*Exercise*. Keep only the lines of the listing that include the word "content", and copy them.

*Data lines*.
————————

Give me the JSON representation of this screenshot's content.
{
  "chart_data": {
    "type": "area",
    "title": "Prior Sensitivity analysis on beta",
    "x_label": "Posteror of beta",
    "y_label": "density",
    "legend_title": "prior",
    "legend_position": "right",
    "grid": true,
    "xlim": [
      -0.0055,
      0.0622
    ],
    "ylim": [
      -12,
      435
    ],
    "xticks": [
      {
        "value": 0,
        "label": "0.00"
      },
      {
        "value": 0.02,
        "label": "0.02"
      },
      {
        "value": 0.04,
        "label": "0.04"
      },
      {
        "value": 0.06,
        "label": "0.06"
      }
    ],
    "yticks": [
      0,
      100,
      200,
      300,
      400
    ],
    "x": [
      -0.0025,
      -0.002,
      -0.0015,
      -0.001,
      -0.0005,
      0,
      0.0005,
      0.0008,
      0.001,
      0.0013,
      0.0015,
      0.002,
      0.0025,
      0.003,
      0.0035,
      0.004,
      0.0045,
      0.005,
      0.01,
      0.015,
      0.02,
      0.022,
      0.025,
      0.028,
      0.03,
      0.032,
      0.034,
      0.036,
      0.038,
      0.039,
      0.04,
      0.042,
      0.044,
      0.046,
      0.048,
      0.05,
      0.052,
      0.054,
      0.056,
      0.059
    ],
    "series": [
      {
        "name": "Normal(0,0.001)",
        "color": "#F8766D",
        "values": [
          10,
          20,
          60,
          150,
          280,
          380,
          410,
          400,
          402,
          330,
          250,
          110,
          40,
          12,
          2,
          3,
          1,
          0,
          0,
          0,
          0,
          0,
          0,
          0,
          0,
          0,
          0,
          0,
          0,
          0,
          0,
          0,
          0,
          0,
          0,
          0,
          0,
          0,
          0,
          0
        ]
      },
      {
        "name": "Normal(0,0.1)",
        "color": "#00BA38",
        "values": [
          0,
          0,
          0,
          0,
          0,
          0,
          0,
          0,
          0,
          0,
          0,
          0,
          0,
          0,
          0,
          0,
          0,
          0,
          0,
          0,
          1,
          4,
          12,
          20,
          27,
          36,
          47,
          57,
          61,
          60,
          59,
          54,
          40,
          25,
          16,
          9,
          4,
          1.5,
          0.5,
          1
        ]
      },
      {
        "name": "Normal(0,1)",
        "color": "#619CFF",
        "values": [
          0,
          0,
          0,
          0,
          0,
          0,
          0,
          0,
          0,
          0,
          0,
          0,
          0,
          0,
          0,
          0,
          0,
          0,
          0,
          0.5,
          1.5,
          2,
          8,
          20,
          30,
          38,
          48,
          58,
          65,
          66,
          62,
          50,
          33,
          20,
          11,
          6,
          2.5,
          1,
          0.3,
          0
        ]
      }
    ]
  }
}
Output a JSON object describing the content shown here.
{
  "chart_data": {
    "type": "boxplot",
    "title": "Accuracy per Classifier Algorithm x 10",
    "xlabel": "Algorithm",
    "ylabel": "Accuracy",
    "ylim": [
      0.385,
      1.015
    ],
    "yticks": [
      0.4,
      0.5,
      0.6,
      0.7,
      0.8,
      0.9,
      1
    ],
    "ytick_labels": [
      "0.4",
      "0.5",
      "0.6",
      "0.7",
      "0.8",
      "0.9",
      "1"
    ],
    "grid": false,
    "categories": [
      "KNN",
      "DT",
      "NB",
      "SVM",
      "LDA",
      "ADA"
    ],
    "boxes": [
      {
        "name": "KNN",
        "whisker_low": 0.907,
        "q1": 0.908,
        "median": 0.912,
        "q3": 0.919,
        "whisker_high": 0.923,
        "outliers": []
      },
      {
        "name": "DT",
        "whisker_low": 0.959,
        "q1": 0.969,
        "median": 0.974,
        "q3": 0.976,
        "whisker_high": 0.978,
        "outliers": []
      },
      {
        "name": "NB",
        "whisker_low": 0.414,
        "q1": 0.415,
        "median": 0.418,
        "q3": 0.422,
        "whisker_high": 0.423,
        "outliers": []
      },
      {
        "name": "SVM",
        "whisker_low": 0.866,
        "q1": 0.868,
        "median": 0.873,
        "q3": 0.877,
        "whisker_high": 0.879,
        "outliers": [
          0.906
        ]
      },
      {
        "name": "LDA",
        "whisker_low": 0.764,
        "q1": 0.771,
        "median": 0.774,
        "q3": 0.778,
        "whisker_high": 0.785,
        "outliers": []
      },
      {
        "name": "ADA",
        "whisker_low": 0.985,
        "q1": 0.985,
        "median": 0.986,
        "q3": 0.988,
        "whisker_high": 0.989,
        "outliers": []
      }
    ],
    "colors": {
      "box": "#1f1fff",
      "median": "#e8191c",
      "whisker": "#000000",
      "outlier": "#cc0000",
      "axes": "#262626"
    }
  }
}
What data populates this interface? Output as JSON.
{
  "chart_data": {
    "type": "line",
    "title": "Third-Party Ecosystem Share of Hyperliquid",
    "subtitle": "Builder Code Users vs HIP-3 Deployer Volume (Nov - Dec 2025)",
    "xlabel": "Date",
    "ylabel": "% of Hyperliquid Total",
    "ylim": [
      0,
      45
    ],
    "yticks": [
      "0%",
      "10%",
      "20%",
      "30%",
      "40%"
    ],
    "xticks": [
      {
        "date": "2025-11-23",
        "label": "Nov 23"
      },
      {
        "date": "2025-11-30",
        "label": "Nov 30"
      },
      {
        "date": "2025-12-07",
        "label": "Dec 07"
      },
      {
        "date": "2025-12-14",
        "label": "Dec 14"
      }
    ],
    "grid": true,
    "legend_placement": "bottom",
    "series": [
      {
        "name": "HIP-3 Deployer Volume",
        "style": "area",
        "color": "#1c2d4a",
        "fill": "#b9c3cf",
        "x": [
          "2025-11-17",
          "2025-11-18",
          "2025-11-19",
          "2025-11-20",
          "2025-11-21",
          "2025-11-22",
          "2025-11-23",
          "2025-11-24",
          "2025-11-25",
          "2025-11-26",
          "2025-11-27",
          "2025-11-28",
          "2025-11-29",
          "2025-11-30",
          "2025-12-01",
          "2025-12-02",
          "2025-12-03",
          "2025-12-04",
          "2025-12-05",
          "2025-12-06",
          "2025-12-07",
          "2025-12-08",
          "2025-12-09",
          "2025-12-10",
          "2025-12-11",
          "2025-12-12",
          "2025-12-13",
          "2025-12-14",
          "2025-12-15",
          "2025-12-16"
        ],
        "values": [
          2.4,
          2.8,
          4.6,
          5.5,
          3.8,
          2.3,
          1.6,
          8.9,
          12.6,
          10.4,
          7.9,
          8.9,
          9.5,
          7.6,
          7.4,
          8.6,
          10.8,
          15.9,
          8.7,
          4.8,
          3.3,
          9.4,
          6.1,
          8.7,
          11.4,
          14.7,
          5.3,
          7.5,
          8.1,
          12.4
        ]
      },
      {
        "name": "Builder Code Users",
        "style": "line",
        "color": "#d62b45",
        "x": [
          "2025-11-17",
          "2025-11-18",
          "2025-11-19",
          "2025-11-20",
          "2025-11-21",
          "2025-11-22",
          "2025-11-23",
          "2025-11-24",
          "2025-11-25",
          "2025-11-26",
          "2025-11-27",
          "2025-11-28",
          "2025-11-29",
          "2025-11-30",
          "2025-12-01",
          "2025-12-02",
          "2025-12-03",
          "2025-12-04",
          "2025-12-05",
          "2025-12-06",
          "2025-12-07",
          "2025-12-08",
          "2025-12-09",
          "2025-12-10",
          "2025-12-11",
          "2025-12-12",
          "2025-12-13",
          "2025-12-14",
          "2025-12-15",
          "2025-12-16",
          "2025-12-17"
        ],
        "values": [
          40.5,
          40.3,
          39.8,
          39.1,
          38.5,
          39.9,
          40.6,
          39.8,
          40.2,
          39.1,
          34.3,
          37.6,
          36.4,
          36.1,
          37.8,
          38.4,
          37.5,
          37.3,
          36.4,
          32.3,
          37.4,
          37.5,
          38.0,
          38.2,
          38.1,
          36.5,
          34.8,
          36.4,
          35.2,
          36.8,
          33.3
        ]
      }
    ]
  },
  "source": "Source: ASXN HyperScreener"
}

————————

*Solution to the problem*.
Give me the JSON representation of this screenshot's content.
Output a JSON object describing the content shown here.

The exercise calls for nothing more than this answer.